• **What the task asks**
Every record must be repeated exactly, with no omission.

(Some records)
....

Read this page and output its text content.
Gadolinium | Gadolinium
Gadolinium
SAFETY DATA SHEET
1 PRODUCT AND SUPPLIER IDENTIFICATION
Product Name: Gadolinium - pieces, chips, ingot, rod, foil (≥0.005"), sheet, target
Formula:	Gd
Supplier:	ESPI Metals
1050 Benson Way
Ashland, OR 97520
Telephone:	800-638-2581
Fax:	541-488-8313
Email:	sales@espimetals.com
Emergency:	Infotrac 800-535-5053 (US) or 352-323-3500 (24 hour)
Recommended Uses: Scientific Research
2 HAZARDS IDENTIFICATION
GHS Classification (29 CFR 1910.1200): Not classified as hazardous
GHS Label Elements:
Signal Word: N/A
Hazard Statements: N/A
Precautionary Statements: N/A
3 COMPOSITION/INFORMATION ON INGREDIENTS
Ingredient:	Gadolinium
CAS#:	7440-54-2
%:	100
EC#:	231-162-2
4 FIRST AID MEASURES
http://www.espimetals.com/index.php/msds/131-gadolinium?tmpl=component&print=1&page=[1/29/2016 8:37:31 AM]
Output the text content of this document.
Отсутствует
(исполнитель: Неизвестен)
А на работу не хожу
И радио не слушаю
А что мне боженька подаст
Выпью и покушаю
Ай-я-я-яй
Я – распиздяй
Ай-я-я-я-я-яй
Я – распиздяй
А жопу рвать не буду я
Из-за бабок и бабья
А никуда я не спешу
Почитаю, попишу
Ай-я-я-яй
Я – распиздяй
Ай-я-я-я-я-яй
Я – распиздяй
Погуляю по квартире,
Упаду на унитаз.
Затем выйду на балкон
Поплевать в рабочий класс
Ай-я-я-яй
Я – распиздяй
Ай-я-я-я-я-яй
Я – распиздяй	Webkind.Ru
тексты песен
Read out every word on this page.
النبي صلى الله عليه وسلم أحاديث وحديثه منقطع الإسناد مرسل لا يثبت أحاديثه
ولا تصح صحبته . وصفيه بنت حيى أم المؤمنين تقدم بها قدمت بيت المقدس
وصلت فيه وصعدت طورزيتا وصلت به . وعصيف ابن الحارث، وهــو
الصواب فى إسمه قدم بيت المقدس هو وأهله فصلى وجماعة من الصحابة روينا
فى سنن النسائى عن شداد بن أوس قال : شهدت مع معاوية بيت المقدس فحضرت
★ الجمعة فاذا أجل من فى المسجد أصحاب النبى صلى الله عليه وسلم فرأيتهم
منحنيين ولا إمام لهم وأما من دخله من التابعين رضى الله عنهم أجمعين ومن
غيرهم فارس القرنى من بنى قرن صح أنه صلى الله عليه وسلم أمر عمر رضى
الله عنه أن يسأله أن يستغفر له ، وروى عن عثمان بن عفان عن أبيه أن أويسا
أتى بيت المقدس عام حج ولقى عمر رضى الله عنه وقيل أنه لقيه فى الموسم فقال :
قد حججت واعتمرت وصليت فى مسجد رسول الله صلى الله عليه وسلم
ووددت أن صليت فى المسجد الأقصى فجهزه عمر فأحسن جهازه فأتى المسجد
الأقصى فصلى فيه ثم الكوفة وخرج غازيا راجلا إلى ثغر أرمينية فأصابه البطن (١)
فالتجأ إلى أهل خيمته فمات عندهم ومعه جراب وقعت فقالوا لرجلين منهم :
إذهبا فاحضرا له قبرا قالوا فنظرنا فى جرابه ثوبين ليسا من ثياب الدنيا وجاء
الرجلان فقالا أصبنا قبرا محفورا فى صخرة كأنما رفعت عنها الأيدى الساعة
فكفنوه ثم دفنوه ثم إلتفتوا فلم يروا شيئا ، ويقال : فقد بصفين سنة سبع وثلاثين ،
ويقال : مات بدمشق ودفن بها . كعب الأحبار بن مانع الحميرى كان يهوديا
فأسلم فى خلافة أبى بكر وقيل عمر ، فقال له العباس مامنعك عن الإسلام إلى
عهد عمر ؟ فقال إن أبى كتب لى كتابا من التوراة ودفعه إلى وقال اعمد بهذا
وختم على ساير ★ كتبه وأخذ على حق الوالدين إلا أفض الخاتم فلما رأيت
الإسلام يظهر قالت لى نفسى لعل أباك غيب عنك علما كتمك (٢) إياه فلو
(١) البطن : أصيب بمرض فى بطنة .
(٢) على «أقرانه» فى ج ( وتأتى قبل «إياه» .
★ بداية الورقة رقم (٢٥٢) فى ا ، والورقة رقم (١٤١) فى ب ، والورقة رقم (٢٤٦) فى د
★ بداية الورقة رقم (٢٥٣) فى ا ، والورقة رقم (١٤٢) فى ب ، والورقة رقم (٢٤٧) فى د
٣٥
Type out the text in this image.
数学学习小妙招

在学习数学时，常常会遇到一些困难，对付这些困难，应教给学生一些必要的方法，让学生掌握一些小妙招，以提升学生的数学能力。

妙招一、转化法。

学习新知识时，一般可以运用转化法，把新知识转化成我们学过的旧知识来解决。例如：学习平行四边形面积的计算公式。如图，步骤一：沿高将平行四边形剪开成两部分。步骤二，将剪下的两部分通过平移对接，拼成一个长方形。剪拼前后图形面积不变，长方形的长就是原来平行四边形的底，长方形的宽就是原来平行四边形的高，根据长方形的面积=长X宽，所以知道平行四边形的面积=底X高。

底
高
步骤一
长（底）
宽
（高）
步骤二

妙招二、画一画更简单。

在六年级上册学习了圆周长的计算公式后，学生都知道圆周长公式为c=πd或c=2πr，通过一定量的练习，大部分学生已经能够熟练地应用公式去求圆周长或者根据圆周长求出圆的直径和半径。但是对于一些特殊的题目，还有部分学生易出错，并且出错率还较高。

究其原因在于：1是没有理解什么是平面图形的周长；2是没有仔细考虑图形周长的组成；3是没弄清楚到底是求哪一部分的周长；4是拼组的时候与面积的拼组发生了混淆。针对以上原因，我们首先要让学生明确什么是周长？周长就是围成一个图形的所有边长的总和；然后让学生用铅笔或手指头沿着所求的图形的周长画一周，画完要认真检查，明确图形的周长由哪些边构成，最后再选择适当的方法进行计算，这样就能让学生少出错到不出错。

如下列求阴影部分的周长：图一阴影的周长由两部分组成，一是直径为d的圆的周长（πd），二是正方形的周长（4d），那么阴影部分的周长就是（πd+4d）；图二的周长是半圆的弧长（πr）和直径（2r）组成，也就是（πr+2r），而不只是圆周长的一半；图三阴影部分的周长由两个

....

• **Task answer**
Read this page and output its text content.
Gadolinium | Gadolinium
Gadolinium
SAFETY DATA SHEET
1 PRODUCT AND SUPPLIER IDENTIFICATION
Product Name: Gadolinium - pieces, chips, ingot, rod, foil (≥0.005"), sheet, target
Formula:	Gd
Supplier:	ESPI Metals
1050 Benson Way
Ashland, OR 97520
Telephone:	800-638-2581
Fax:	541-488-8313
Email:	sales@espimetals.com
Emergency:	Infotrac 800-535-5053 (US) or 352-323-3500 (24 hour)
Recommended Uses: Scientific Research
2 HAZARDS IDENTIFICATION
GHS Classification (29 CFR 1910.1200): Not classified as hazardous
GHS Label Elements:
Signal Word: N/A
Hazard Statements: N/A
Precautionary Statements: N/A
3 COMPOSITION/INFORMATION ON INGREDIENTS
Ingredient:	Gadolinium
CAS#:	7440-54-2
%:	100
EC#:	231-162-2
4 FIRST AID MEASURES
http://www.espimetals.com/index.php/msds/131-gadolinium?tmpl=component&print=1&page=[1/29/2016 8:37:31 AM]
Output the text content of this document.
Отсутствует
(исполнитель: Неизвестен)
А на работу не хожу
И радио не слушаю
А что мне боженька подаст
Выпью и покушаю
Ай-я-я-яй
Я – распиздяй
Ай-я-я-я-я-яй
Я – распиздяй
А жопу рвать не буду я
Из-за бабок и бабья
А никуда я не спешу
Почитаю, попишу
Ай-я-я-яй
Я – распиздяй
Ай-я-я-я-я-яй
Я – распиздяй
Погуляю по квартире,
Упаду на унитаз.
Затем выйду на балкон
Поплевать в рабочий класс
Ай-я-я-яй
Я – распиздяй
Ай-я-я-я-я-яй
Я – распиздяй	Webkind.Ru
тексты песен
Read out every word on this page.
النبي صلى الله عليه وسلم أحاديث وحديثه منقطع الإسناد مرسل لا يثبت أحاديثه
ولا تصح صحبته . وصفيه بنت حيى أم المؤمنين تقدم بها قدمت بيت المقدس
وصلت فيه وصعدت طورزيتا وصلت به . وعصيف ابن الحارث، وهــو
الصواب فى إسمه قدم بيت المقدس هو وأهله فصلى وجماعة من الصحابة روينا
فى سنن النسائى عن شداد بن أوس قال : شهدت مع معاوية بيت المقدس فحضرت
★ الجمعة فاذا أجل من فى المسجد أصحاب النبى صلى الله عليه وسلم فرأيتهم
منحنيين ولا إمام لهم وأما من دخله من التابعين رضى الله عنهم أجمعين ومن
غيرهم فارس القرنى من بنى قرن صح أنه صلى الله عليه وسلم أمر عمر رضى
الله عنه أن يسأله أن يستغفر له ، وروى عن عثمان بن عفان عن أبيه أن أويسا
أتى بيت المقدس عام حج ولقى عمر رضى الله عنه وقيل أنه لقيه فى الموسم فقال :
قد حججت واعتمرت وصليت فى مسجد رسول الله صلى الله عليه وسلم
ووددت أن صليت فى المسجد الأقصى فجهزه عمر فأحسن جهازه فأتى المسجد
الأقصى فصلى فيه ثم الكوفة وخرج غازيا راجلا إلى ثغر أرمينية فأصابه البطن (١)
فالتجأ إلى أهل خيمته فمات عندهم ومعه جراب وقعت فقالوا لرجلين منهم :
إذهبا فاحضرا له قبرا قالوا فنظرنا فى جرابه ثوبين ليسا من ثياب الدنيا وجاء
الرجلان فقالا أصبنا قبرا محفورا فى صخرة كأنما رفعت عنها الأيدى الساعة
فكفنوه ثم دفنوه ثم إلتفتوا فلم يروا شيئا ، ويقال : فقد بصفين سنة سبع وثلاثين ،
ويقال : مات بدمشق ودفن بها . كعب الأحبار بن مانع الحميرى كان يهوديا
فأسلم فى خلافة أبى بكر وقيل عمر ، فقال له العباس مامنعك عن الإسلام إلى
عهد عمر ؟ فقال إن أبى كتب لى كتابا من التوراة ودفعه إلى وقال اعمد بهذا
وختم على ساير ★ كتبه وأخذ على حق الوالدين إلا أفض الخاتم فلما رأيت
الإسلام يظهر قالت لى نفسى لعل أباك غيب عنك علما كتمك (٢) إياه فلو
(١) البطن : أصيب بمرض فى بطنة .
(٢) على «أقرانه» فى ج ( وتأتى قبل «إياه» .
★ بداية الورقة رقم (٢٥٢) فى ا ، والورقة رقم (١٤١) فى ب ، والورقة رقم (٢٤٦) فى د
★ بداية الورقة رقم (٢٥٣) فى ا ، والورقة رقم (١٤٢) فى ب ، والورقة رقم (٢٤٧) فى د
٣٥
Type out the text in this image.
数学学习小妙招

在学习数学时，常常会遇到一些困难，对付这些困难，应教给学生一些必要的方法，让学生掌握一些小妙招，以提升学生的数学能力。

妙招一、转化法。

学习新知识时，一般可以运用转化法，把新知识转化成我们学过的旧知识来解决。例如：学习平行四边形面积的计算公式。如图，步骤一：沿高将平行四边形剪开成两部分。步骤二，将剪下的两部分通过平移对接，拼成一个长方形。剪拼前后图形面积不变，长方形的长就是原来平行四边形的底，长方形的宽就是原来平行四边形的高，根据长方形的面积=长X宽，所以知道平行四边形的面积=底X高。

底
高
步骤一
长（底）
宽
（高）
步骤二

妙招二、画一画更简单。

在六年级上册学习了圆周长的计算公式后，学生都知道圆周长公式为c=πd或c=2πr，通过一定量的练习，大部分学生已经能够熟练地应用公式去求圆周长或者根据圆周长求出圆的直径和半径。但是对于一些特殊的题目，还有部分学生易出错，并且出错率还较高。

究其原因在于：1是没有理解什么是平面图形的周长；2是没有仔细考虑图形周长的组成；3是没弄清楚到底是求哪一部分的周长；4是拼组的时候与面积的拼组发生了混淆。针对以上原因，我们首先要让学生明确什么是周长？周长就是围成一个图形的所有边长的总和；然后让学生用铅笔或手指头沿着所求的图形的周长画一周，画完要认真检查，明确图形的周长由哪些边构成，最后再选择适当的方法进行计算，这样就能让学生少出错到不出错。

如下列求阴影部分的周长：图一阴影的周长由两部分组成，一是直径为d的圆的周长（πd），二是正方形的周长（4d），那么阴影部分的周长就是（πd+4d）；图二的周长是半圆的弧长（πr）和直径（2r）组成，也就是（πr+2r），而不只是圆周长的一半；图三阴影部分的周长由两个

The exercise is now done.